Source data
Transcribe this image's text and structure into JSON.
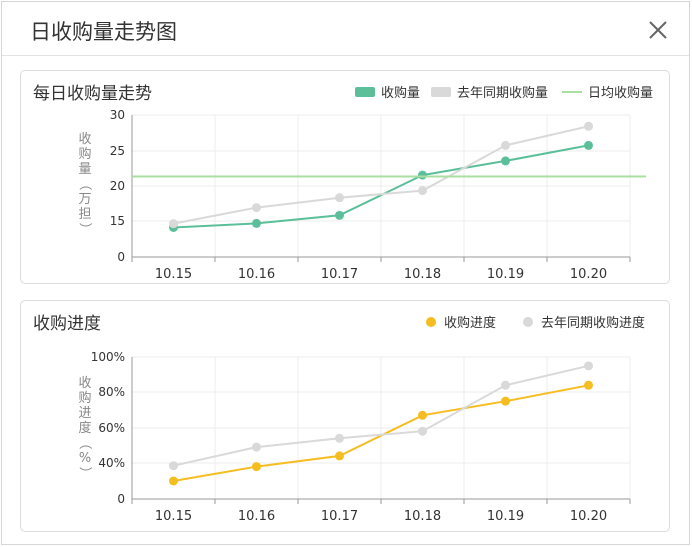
{
  "dialog": {
    "title": "日收购量走势图"
  },
  "colors": {
    "green": "#5bbf9a",
    "gray": "#d9d9d9",
    "lightgreen": "#a9dfa0",
    "yellow": "#f5bd1f"
  },
  "chart_data": [
    {
      "type": "line",
      "title": "每日收购量走势",
      "ylabel": "收购量（万担）",
      "categories": [
        "10.15",
        "10.16",
        "10.17",
        "10.18",
        "10.19",
        "10.20"
      ],
      "yticks": [
        "0",
        "15",
        "20",
        "25",
        "30"
      ],
      "series": [
        {
          "name": "收购量",
          "values": [
            12.3,
            14.0,
            15.8,
            21.5,
            23.5,
            25.7
          ]
        },
        {
          "name": "去年同期收购量",
          "values": [
            13.9,
            16.9,
            18.3,
            19.3,
            25.7,
            28.4
          ]
        },
        {
          "name": "日均收购量",
          "values": [
            21.3,
            21.3,
            21.3,
            21.3,
            21.3,
            21.3
          ]
        }
      ],
      "ylim": [
        0,
        30
      ],
      "grid": true,
      "legend": "top-right"
    },
    {
      "type": "line",
      "title": "收购进度",
      "ylabel": "收购进度（%）",
      "categories": [
        "10.15",
        "10.16",
        "10.17",
        "10.18",
        "10.19",
        "10.20"
      ],
      "yticks": [
        "0",
        "40%",
        "60%",
        "80%",
        "100%"
      ],
      "series": [
        {
          "name": "收购进度",
          "values": [
            20,
            36,
            44,
            67,
            75,
            84
          ]
        },
        {
          "name": "去年同期收购进度",
          "values": [
            37,
            49,
            54,
            58,
            84,
            95
          ]
        }
      ],
      "ylim": [
        0,
        100
      ],
      "grid": true,
      "legend": "top-right"
    }
  ]
}
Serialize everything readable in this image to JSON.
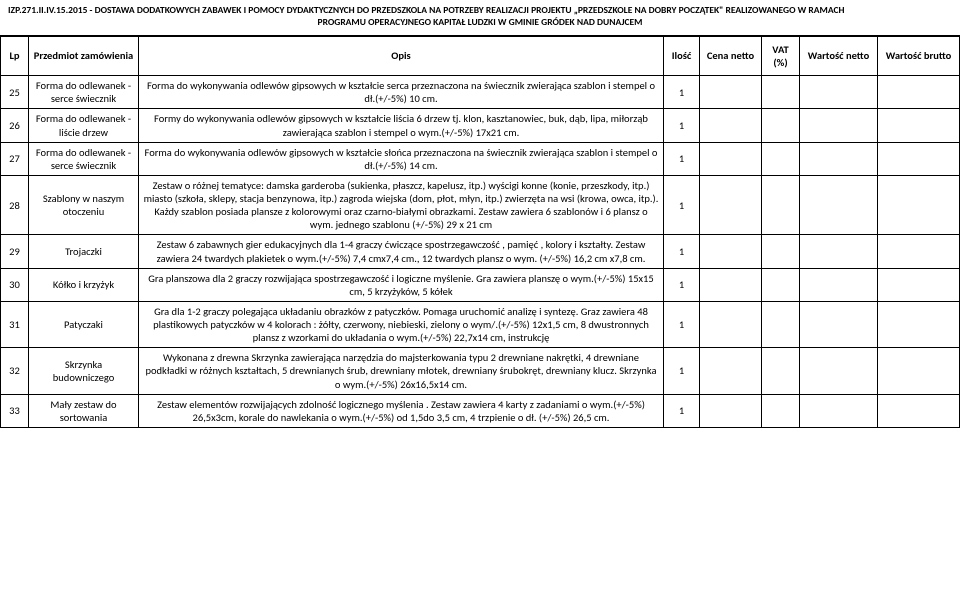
{
  "header": {
    "ref": "IZP.271.II.IV.15.2015 - DOSTAWA DODATKOWYCH ZABAWEK I POMOCY DYDAKTYCZNYCH DO PRZEDSZKOLA  NA POTRZEBY REALIZACJI PROJEKTU „PRZEDSZKOLE NA DOBRY POCZĄTEK\" REALIZOWANEGO W RAMACH",
    "line2": "PROGRAMU OPERACYJNEGO KAPITAŁ LUDZKI W GMINIE GRÓDEK NAD DUNAJCEM"
  },
  "columns": {
    "lp": "Lp",
    "item": "Przedmiot zamówienia",
    "desc": "Opis",
    "qty": "Ilość",
    "price": "Cena netto",
    "vat": "VAT (%)",
    "net": "Wartość netto",
    "gross": "Wartość brutto"
  },
  "rows": [
    {
      "lp": "25",
      "item": "Forma do odlewanek - serce świecznik",
      "desc": "Forma do wykonywania odlewów gipsowych  w kształcie serca przeznaczona na świecznik  zwierająca szablon i stempel o dł.(+/-5%) 10 cm.",
      "qty": "1"
    },
    {
      "lp": "26",
      "item": "Forma do odlewanek - liście drzew",
      "desc": "Formy do wykonywania odlewów gipsowych  w kształcie liścia 6 drzew tj. klon, kasztanowiec, buk, dąb, lipa, miłorząb  zawierająca szablon i stempel o wym.(+/-5%) 17x21 cm.",
      "qty": "1"
    },
    {
      "lp": "27",
      "item": "Forma do odlewanek - serce świecznik",
      "desc": "Forma do wykonywania odlewów gipsowych  w kształcie słońca  przeznaczona na świecznik  zwierająca szablon i stempel o dł.(+/-5%) 14 cm.",
      "qty": "1"
    },
    {
      "lp": "28",
      "item": "Szablony w naszym otoczeniu",
      "desc": "Zestaw o różnej tematyce: damska garderoba (sukienka, płaszcz, kapelusz, itp.) wyścigi konne (konie, przeszkody, itp.) miasto (szkoła, sklepy, stacja benzynowa, itp.) zagroda wiejska (dom, płot, młyn, itp.) zwierzęta na wsi (krowa, owca, itp.). Każdy szablon posiada plansze z kolorowymi oraz czarno-białymi obrazkami. Zestaw zawiera 6 szablonów i 6 plansz o wym. jednego szablonu (+/-5%) 29 x 21 cm",
      "qty": "1"
    },
    {
      "lp": "29",
      "item": "Trojaczki",
      "desc": "Zestaw 6 zabawnych gier edukacyjnych dla 1-4 graczy ćwiczące spostrzegawczość , pamięć , kolory i kształty. Zestaw zawiera 24 twardych plakietek o wym.(+/-5%) 7,4 cmx7,4 cm., 12 twardych plansz o wym. (+/-5%) 16,2  cm x7,8 cm.",
      "qty": "1"
    },
    {
      "lp": "30",
      "item": "Kółko i krzyżyk",
      "desc": "Gra planszowa dla 2 graczy rozwijająca spostrzegawczość i logiczne myślenie. Gra zawiera planszę o wym.(+/-5%) 15x15 cm, 5 krzyżyków, 5 kółek",
      "qty": "1"
    },
    {
      "lp": "31",
      "item": "Patyczaki",
      "desc": "Gra dla 1-2 graczy  polegająca układaniu obrazków z patyczków. Pomaga uruchomić analizę i syntezę. Graz zawiera 48 plastikowych patyczków w 4 kolorach : żółty, czerwony, niebieski, zielony o wym/.(+/-5%) 12x1,5 cm, 8 dwustronnych plansz z wzorkami do układania o wym.(+/-5%) 22,7x14 cm, instrukcję",
      "qty": "1"
    },
    {
      "lp": "32",
      "item": "Skrzynka budowniczego",
      "desc": "Wykonana z drewna Skrzynka zawierająca narzędzia do majsterkowania typu 2 drewniane nakrętki, 4 drewniane podkładki w różnych kształtach, 5 drewnianych śrub, drewniany młotek, drewniany śrubokręt, drewniany klucz. Skrzynka o wym.(+/-5%) 26x16,5x14 cm.",
      "qty": "1"
    },
    {
      "lp": "33",
      "item": "Mały zestaw do sortowania",
      "desc": "Zestaw elementów rozwijających zdolność logicznego myślenia . Zestaw zawiera 4 karty z zadaniami o wym.(+/-5%) 26,5x3cm, korale do nawlekania o wym.(+/-5%) od 1,5do 3,5 cm, 4 trzpienie o dł. (+/-5%) 26,5 cm.",
      "qty": "1"
    }
  ]
}
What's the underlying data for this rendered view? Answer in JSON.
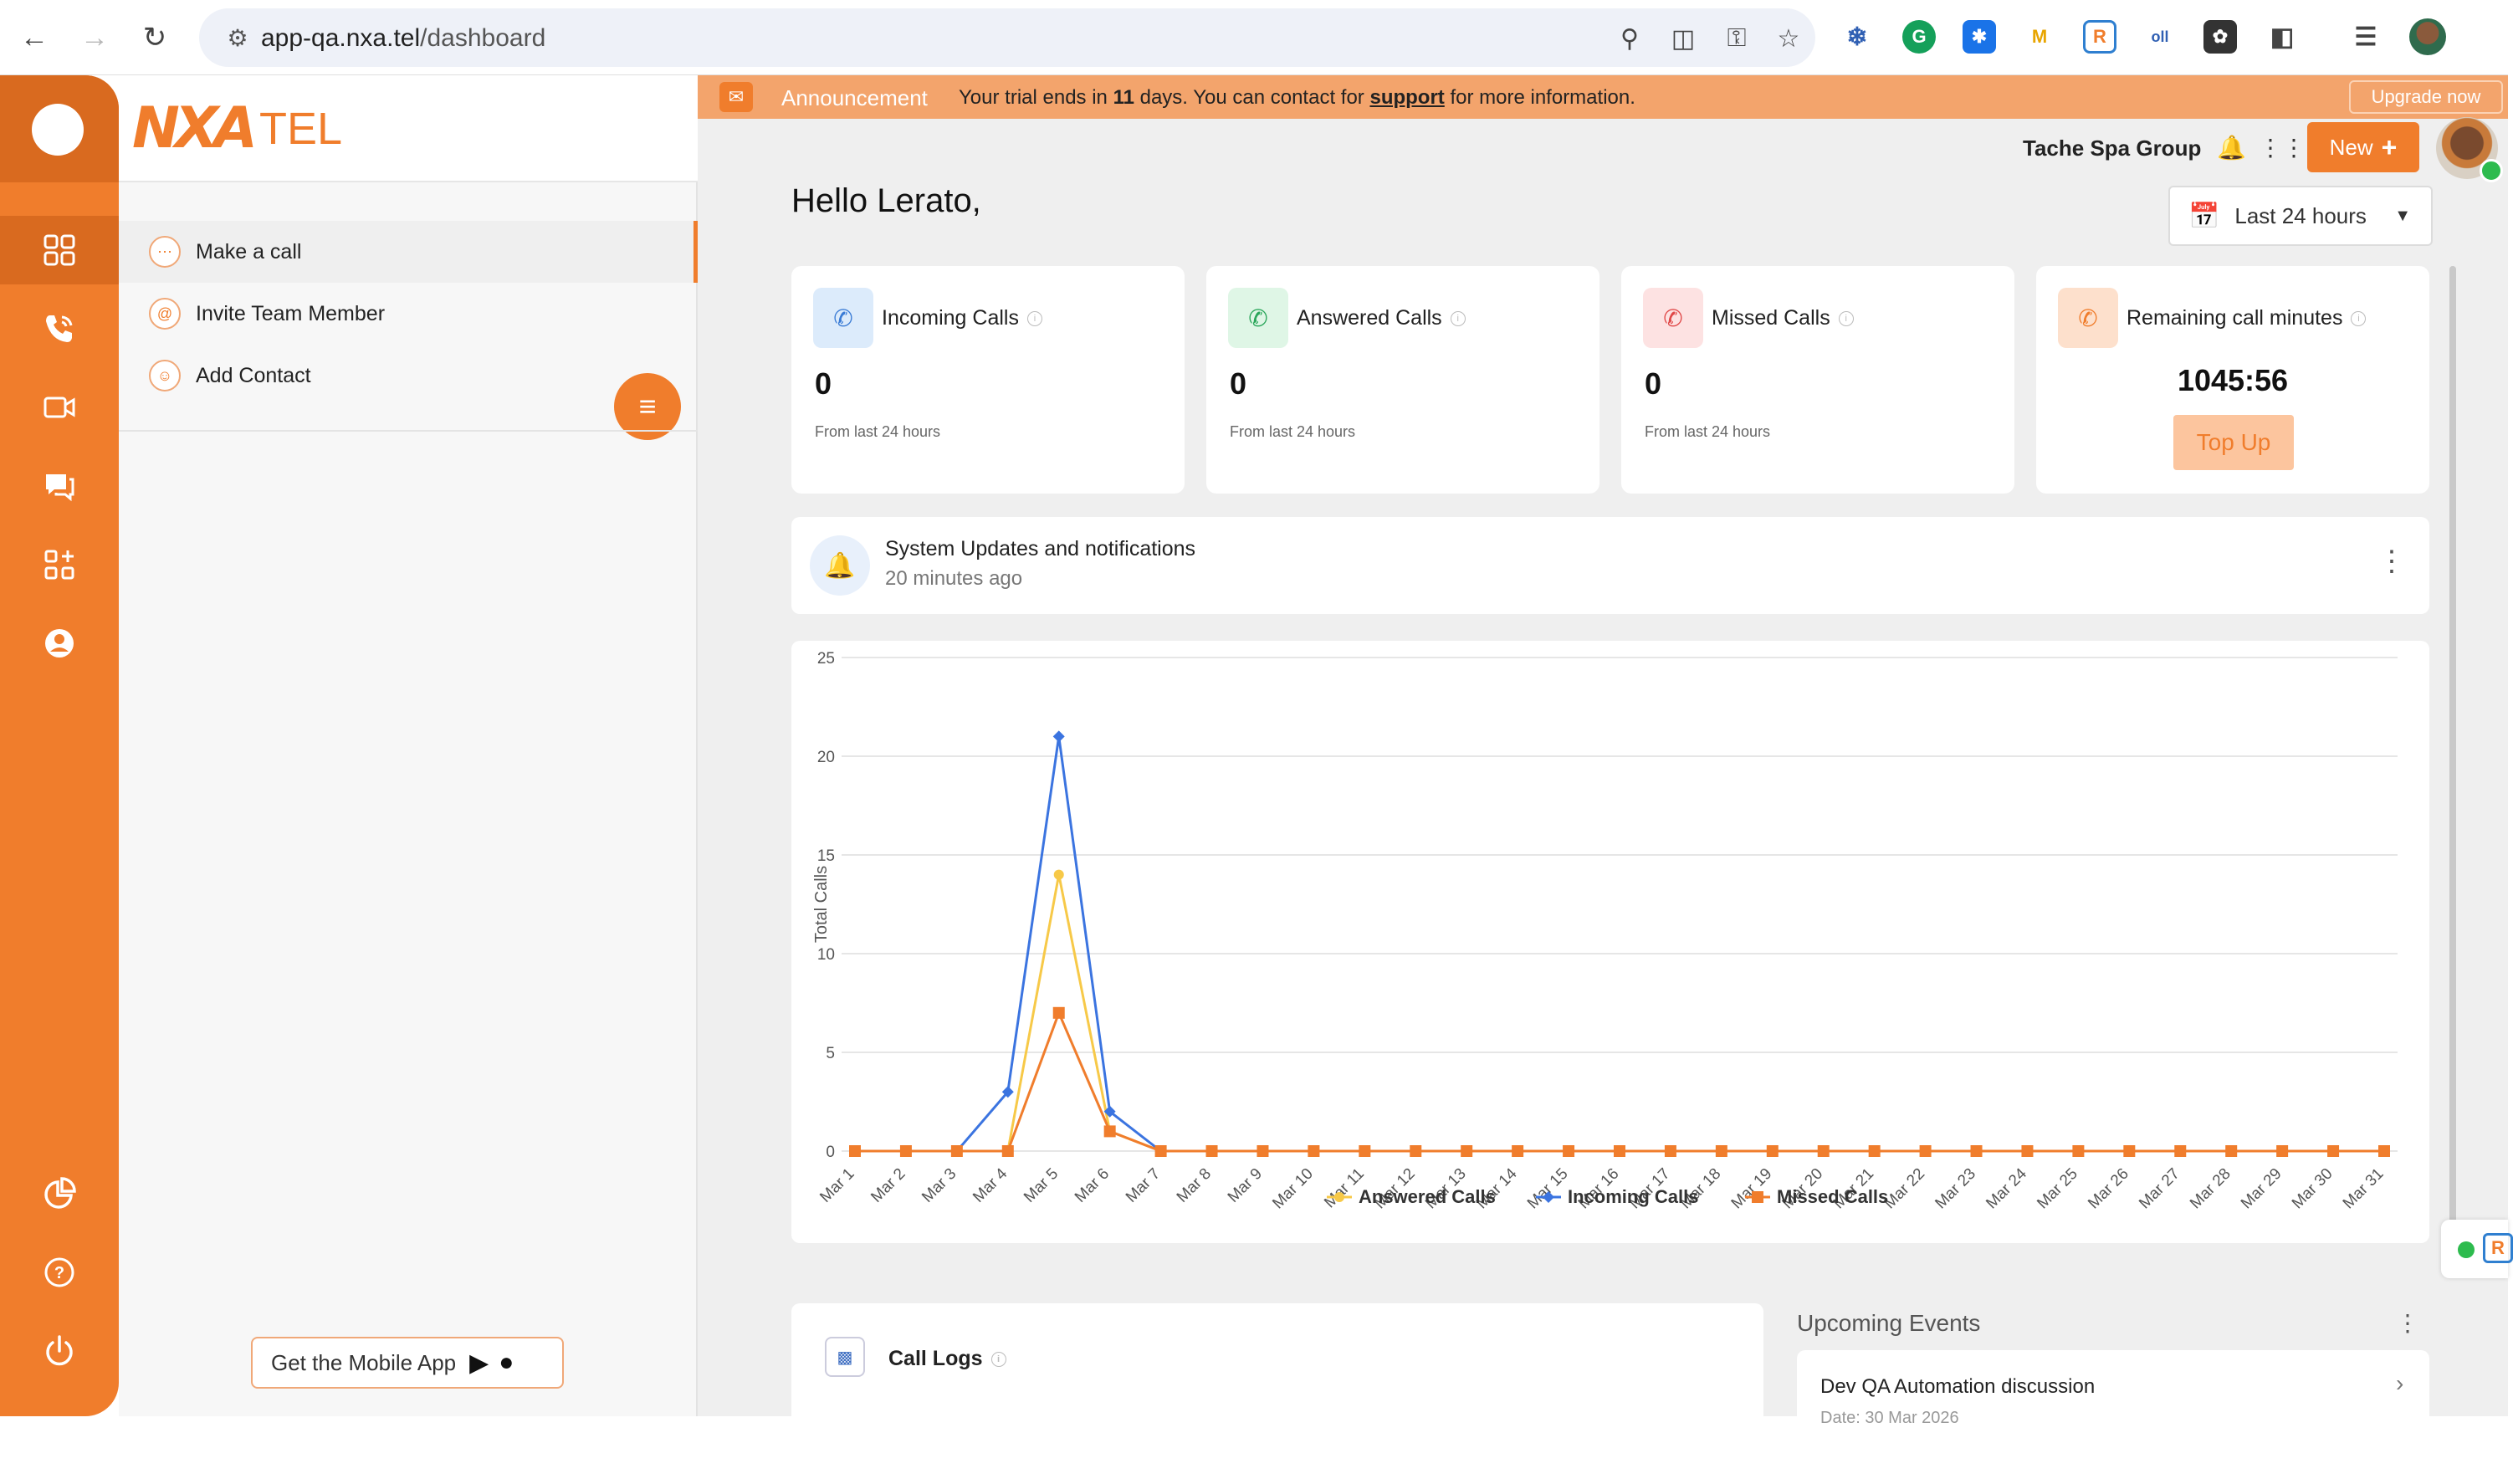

PROBLEM STATEMENT
Word for word, quote the full listing, omitting every picture.

ANSWER FOR THE TASK
Transcribe this image's text and structure into JSON.
{
  "dialog": {
    "title": "日收购量走势图"
  },
  "colors": {
    "green": "#5bbf9a",
    "gray": "#d9d9d9",
    "lightgreen": "#a9dfa0",
    "yellow": "#f5bd1f"
  },
  "chart_data": [
    {
      "type": "line",
      "title": "每日收购量走势",
      "ylabel": "收购量（万担）",
      "categories": [
        "10.15",
        "10.16",
        "10.17",
        "10.18",
        "10.19",
        "10.20"
      ],
      "yticks": [
        "0",
        "15",
        "20",
        "25",
        "30"
      ],
      "series": [
        {
          "name": "收购量",
          "values": [
            12.3,
            14.0,
            15.8,
            21.5,
            23.5,
            25.7
          ]
        },
        {
          "name": "去年同期收购量",
          "values": [
            13.9,
            16.9,
            18.3,
            19.3,
            25.7,
            28.4
          ]
        },
        {
          "name": "日均收购量",
          "values": [
            21.3,
            21.3,
            21.3,
            21.3,
            21.3,
            21.3
          ]
        }
      ],
      "ylim": [
        0,
        30
      ],
      "grid": true,
      "legend": "top-right"
    },
    {
      "type": "line",
      "title": "收购进度",
      "ylabel": "收购进度（%）",
      "categories": [
        "10.15",
        "10.16",
        "10.17",
        "10.18",
        "10.19",
        "10.20"
      ],
      "yticks": [
        "0",
        "40%",
        "60%",
        "80%",
        "100%"
      ],
      "series": [
        {
          "name": "收购进度",
          "values": [
            20,
            36,
            44,
            67,
            75,
            84
          ]
        },
        {
          "name": "去年同期收购进度",
          "values": [
            37,
            49,
            54,
            58,
            84,
            95
          ]
        }
      ],
      "ylim": [
        0,
        100
      ],
      "grid": true,
      "legend": "top-right"
    }
  ]
}
Serialize everything readable in this image to JSON.
{
  "header": {
    "ref": "IZP.271.II.IV.15.2015 - DOSTAWA DODATKOWYCH ZABAWEK I POMOCY DYDAKTYCZNYCH DO PRZEDSZKOLA  NA POTRZEBY REALIZACJI PROJEKTU „PRZEDSZKOLE NA DOBRY POCZĄTEK\" REALIZOWANEGO W RAMACH",
    "line2": "PROGRAMU OPERACYJNEGO KAPITAŁ LUDZKI W GMINIE GRÓDEK NAD DUNAJCEM"
  },
  "columns": {
    "lp": "Lp",
    "item": "Przedmiot zamówienia",
    "desc": "Opis",
    "qty": "Ilość",
    "price": "Cena netto",
    "vat": "VAT (%)",
    "net": "Wartość netto",
    "gross": "Wartość brutto"
  },
  "rows": [
    {
      "lp": "25",
      "item": "Forma do odlewanek - serce świecznik",
      "desc": "Forma do wykonywania odlewów gipsowych  w kształcie serca przeznaczona na świecznik  zwierająca szablon i stempel o dł.(+/-5%) 10 cm.",
      "qty": "1"
    },
    {
      "lp": "26",
      "item": "Forma do odlewanek - liście drzew",
      "desc": "Formy do wykonywania odlewów gipsowych  w kształcie liścia 6 drzew tj. klon, kasztanowiec, buk, dąb, lipa, miłorząb  zawierająca szablon i stempel o wym.(+/-5%) 17x21 cm.",
      "qty": "1"
    },
    {
      "lp": "27",
      "item": "Forma do odlewanek - serce świecznik",
      "desc": "Forma do wykonywania odlewów gipsowych  w kształcie słońca  przeznaczona na świecznik  zwierająca szablon i stempel o dł.(+/-5%) 14 cm.",
      "qty": "1"
    },
    {
      "lp": "28",
      "item": "Szablony w naszym otoczeniu",
      "desc": "Zestaw o różnej tematyce: damska garderoba (sukienka, płaszcz, kapelusz, itp.) wyścigi konne (konie, przeszkody, itp.) miasto (szkoła, sklepy, stacja benzynowa, itp.) zagroda wiejska (dom, płot, młyn, itp.) zwierzęta na wsi (krowa, owca, itp.). Każdy szablon posiada plansze z kolorowymi oraz czarno-białymi obrazkami. Zestaw zawiera 6 szablonów i 6 plansz o wym. jednego szablonu (+/-5%) 29 x 21 cm",
      "qty": "1"
    },
    {
      "lp": "29",
      "item": "Trojaczki",
      "desc": "Zestaw 6 zabawnych gier edukacyjnych dla 1-4 graczy ćwiczące spostrzegawczość , pamięć , kolory i kształty. Zestaw zawiera 24 twardych plakietek o wym.(+/-5%) 7,4 cmx7,4 cm., 12 twardych plansz o wym. (+/-5%) 16,2  cm x7,8 cm.",
      "qty": "1"
    },
    {
      "lp": "30",
      "item": "Kółko i krzyżyk",
      "desc": "Gra planszowa dla 2 graczy rozwijająca spostrzegawczość i logiczne myślenie. Gra zawiera planszę o wym.(+/-5%) 15x15 cm, 5 krzyżyków, 5 kółek",
      "qty": "1"
    },
    {
      "lp": "31",
      "item": "Patyczaki",
      "desc": "Gra dla 1-2 graczy  polegająca układaniu obrazków z patyczków. Pomaga uruchomić analizę i syntezę. Graz zawiera 48 plastikowych patyczków w 4 kolorach : żółty, czerwony, niebieski, zielony o wym/.(+/-5%) 12x1,5 cm, 8 dwustronnych plansz z wzorkami do układania o wym.(+/-5%) 22,7x14 cm, instrukcję",
      "qty": "1"
    },
    {
      "lp": "32",
      "item": "Skrzynka budowniczego",
      "desc": "Wykonana z drewna Skrzynka zawierająca narzędzia do majsterkowania typu 2 drewniane nakrętki, 4 drewniane podkładki w różnych kształtach, 5 drewnianych śrub, drewniany młotek, drewniany śrubokręt, drewniany klucz. Skrzynka o wym.(+/-5%) 26x16,5x14 cm.",
      "qty": "1"
    },
    {
      "lp": "33",
      "item": "Mały zestaw do sortowania",
      "desc": "Zestaw elementów rozwijających zdolność logicznego myślenia . Zestaw zawiera 4 karty z zadaniami o wym.(+/-5%) 26,5x3cm, korale do nawlekania o wym.(+/-5%) od 1,5do 3,5 cm, 4 trzpienie o dł. (+/-5%) 26,5 cm.",
      "qty": "1"
    }
  ]
}
What's the underlying data for this rendered view? Answer in JSON.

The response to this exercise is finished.